The problem: Please copy the listing below line for line, changing nothing.

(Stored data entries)
▼
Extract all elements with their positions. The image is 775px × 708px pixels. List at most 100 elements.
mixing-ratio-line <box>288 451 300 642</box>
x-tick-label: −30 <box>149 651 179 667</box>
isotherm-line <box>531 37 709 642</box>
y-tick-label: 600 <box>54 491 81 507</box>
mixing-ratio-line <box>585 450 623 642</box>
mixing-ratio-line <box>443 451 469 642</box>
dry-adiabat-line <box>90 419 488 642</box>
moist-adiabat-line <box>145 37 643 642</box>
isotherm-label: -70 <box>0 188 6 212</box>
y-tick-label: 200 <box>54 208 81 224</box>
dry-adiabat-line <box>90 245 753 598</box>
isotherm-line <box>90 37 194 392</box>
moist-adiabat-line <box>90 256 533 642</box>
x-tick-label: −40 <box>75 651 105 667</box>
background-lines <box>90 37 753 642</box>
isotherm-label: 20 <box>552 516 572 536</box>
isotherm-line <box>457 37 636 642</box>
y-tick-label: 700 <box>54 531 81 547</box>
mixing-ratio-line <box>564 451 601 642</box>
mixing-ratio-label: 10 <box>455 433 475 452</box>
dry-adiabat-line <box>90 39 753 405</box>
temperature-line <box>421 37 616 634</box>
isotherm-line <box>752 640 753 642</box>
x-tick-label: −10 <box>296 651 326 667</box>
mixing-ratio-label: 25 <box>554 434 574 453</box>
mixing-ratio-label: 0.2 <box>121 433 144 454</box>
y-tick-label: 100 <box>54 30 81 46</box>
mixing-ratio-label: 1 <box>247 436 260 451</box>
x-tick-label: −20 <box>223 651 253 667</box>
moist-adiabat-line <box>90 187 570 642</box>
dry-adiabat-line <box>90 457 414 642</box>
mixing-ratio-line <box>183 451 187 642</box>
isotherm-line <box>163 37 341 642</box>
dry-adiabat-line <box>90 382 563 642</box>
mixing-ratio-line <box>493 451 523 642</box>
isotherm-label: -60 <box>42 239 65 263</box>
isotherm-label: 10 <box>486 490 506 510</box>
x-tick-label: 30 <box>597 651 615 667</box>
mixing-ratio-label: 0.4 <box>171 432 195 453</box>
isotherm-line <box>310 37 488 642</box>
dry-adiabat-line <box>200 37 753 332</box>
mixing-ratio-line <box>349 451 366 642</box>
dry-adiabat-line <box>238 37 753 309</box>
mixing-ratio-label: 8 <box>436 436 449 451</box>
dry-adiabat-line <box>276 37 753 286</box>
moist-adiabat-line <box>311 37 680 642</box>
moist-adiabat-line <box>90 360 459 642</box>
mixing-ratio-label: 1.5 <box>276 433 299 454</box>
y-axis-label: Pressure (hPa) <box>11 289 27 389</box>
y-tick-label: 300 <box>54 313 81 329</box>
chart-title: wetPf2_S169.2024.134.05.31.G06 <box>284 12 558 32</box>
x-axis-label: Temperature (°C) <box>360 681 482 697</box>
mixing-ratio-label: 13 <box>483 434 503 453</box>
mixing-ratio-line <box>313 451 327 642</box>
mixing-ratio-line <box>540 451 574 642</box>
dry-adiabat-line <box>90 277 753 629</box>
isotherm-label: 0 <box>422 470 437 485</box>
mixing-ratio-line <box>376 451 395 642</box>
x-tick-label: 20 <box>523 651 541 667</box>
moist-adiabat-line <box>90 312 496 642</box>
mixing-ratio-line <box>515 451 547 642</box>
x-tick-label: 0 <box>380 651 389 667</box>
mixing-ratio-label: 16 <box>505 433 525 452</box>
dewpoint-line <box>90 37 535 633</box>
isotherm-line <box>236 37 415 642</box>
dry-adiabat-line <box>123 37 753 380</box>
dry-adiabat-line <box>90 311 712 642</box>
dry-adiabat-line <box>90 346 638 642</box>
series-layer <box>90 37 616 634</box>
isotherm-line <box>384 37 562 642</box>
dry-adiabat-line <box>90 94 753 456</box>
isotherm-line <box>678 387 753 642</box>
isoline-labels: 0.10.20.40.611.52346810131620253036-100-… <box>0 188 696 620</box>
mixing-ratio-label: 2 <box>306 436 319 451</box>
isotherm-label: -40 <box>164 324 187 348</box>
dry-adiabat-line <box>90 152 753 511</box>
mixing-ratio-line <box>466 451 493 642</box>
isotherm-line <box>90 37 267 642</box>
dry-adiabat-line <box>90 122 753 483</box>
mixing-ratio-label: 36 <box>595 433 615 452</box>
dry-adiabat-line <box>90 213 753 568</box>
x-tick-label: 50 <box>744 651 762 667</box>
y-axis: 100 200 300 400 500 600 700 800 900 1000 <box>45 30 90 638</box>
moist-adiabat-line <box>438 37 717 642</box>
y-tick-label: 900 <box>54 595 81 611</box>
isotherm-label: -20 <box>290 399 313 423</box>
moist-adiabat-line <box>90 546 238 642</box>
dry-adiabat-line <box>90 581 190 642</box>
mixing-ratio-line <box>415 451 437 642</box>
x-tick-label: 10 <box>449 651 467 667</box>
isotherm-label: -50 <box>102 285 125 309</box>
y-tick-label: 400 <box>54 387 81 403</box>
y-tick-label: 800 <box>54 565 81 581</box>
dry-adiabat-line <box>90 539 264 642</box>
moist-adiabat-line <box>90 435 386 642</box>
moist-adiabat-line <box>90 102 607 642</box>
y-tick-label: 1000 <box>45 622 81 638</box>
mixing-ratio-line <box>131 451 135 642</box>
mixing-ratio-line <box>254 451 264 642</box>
▲
Expected answer:
Extract all elements with their positions. The image is 775px × 708px pixels. List at most 100 elements.
mixing-ratio-line <box>288 451 300 642</box>
x-tick-label: −30 <box>149 651 179 667</box>
isotherm-line <box>531 37 709 642</box>
y-tick-label: 600 <box>54 491 81 507</box>
mixing-ratio-line <box>585 450 623 642</box>
mixing-ratio-line <box>443 451 469 642</box>
dry-adiabat-line <box>90 419 488 642</box>
moist-adiabat-line <box>145 37 643 642</box>
isotherm-label: -70 <box>0 188 6 212</box>
y-tick-label: 200 <box>54 208 81 224</box>
dry-adiabat-line <box>90 245 753 598</box>
isotherm-line <box>90 37 194 392</box>
moist-adiabat-line <box>90 256 533 642</box>
x-tick-label: −40 <box>75 651 105 667</box>
background-lines <box>90 37 753 642</box>
isotherm-label: 20 <box>552 516 572 536</box>
isotherm-line <box>457 37 636 642</box>
y-tick-label: 700 <box>54 531 81 547</box>
mixing-ratio-line <box>564 451 601 642</box>
mixing-ratio-label: 10 <box>455 433 475 452</box>
dry-adiabat-line <box>90 39 753 405</box>
temperature-line <box>421 37 616 634</box>
isotherm-line <box>752 640 753 642</box>
x-tick-label: −10 <box>296 651 326 667</box>
mixing-ratio-label: 25 <box>554 434 574 453</box>
mixing-ratio-label: 0.2 <box>121 433 144 454</box>
y-tick-label: 100 <box>54 30 81 46</box>
mixing-ratio-label: 1 <box>247 436 260 451</box>
x-tick-label: −20 <box>223 651 253 667</box>
moist-adiabat-line <box>90 187 570 642</box>
dry-adiabat-line <box>90 457 414 642</box>
mixing-ratio-line <box>183 451 187 642</box>
isotherm-line <box>163 37 341 642</box>
dry-adiabat-line <box>90 382 563 642</box>
mixing-ratio-line <box>493 451 523 642</box>
isotherm-label: -60 <box>42 239 65 263</box>
isotherm-label: 10 <box>486 490 506 510</box>
x-tick-label: 30 <box>597 651 615 667</box>
mixing-ratio-label: 0.4 <box>171 432 195 453</box>
isotherm-line <box>310 37 488 642</box>
dry-adiabat-line <box>200 37 753 332</box>
mixing-ratio-line <box>349 451 366 642</box>
dry-adiabat-line <box>238 37 753 309</box>
mixing-ratio-label: 8 <box>436 436 449 451</box>
dry-adiabat-line <box>276 37 753 286</box>
moist-adiabat-line <box>311 37 680 642</box>
moist-adiabat-line <box>90 360 459 642</box>
mixing-ratio-label: 1.5 <box>276 433 299 454</box>
y-axis-label: Pressure (hPa) <box>11 289 27 389</box>
y-tick-label: 300 <box>54 313 81 329</box>
chart-title: wetPf2_S169.2024.134.05.31.G06 <box>284 12 558 32</box>
x-axis-label: Temperature (°C) <box>360 681 482 697</box>
mixing-ratio-label: 13 <box>483 434 503 453</box>
mixing-ratio-line <box>313 451 327 642</box>
mixing-ratio-line <box>540 451 574 642</box>
dry-adiabat-line <box>90 277 753 629</box>
isotherm-label: 0 <box>422 470 437 485</box>
mixing-ratio-line <box>376 451 395 642</box>
x-tick-label: 20 <box>523 651 541 667</box>
moist-adiabat-line <box>90 312 496 642</box>
mixing-ratio-line <box>515 451 547 642</box>
x-tick-label: 0 <box>380 651 389 667</box>
mixing-ratio-label: 16 <box>505 433 525 452</box>
dewpoint-line <box>90 37 535 633</box>
isotherm-line <box>236 37 415 642</box>
dry-adiabat-line <box>123 37 753 380</box>
dry-adiabat-line <box>90 311 712 642</box>
dry-adiabat-line <box>90 346 638 642</box>
series-layer <box>90 37 616 634</box>
isotherm-line <box>384 37 562 642</box>
dry-adiabat-line <box>90 94 753 456</box>
isotherm-line <box>678 387 753 642</box>
isoline-labels: 0.10.20.40.611.52346810131620253036-100-… <box>0 188 696 620</box>
mixing-ratio-label: 2 <box>306 436 319 451</box>
isotherm-label: -40 <box>164 324 187 348</box>
dry-adiabat-line <box>90 152 753 511</box>
mixing-ratio-line <box>466 451 493 642</box>
isotherm-line <box>90 37 267 642</box>
dry-adiabat-line <box>90 122 753 483</box>
mixing-ratio-label: 36 <box>595 433 615 452</box>
dry-adiabat-line <box>90 213 753 568</box>
x-tick-label: 50 <box>744 651 762 667</box>
y-axis: 100 200 300 400 500 600 700 800 900 1000 <box>45 30 90 638</box>
moist-adiabat-line <box>438 37 717 642</box>
y-tick-label: 900 <box>54 595 81 611</box>
isotherm-label: -20 <box>290 399 313 423</box>
moist-adiabat-line <box>90 546 238 642</box>
dry-adiabat-line <box>90 581 190 642</box>
mixing-ratio-line <box>415 451 437 642</box>
x-tick-label: 10 <box>449 651 467 667</box>
isotherm-label: -50 <box>102 285 125 309</box>
y-tick-label: 400 <box>54 387 81 403</box>
y-tick-label: 800 <box>54 565 81 581</box>
dry-adiabat-line <box>90 539 264 642</box>
moist-adiabat-line <box>90 435 386 642</box>
moist-adiabat-line <box>90 102 607 642</box>
y-tick-label: 1000 <box>45 622 81 638</box>
mixing-ratio-line <box>131 451 135 642</box>
mixing-ratio-line <box>254 451 264 642</box>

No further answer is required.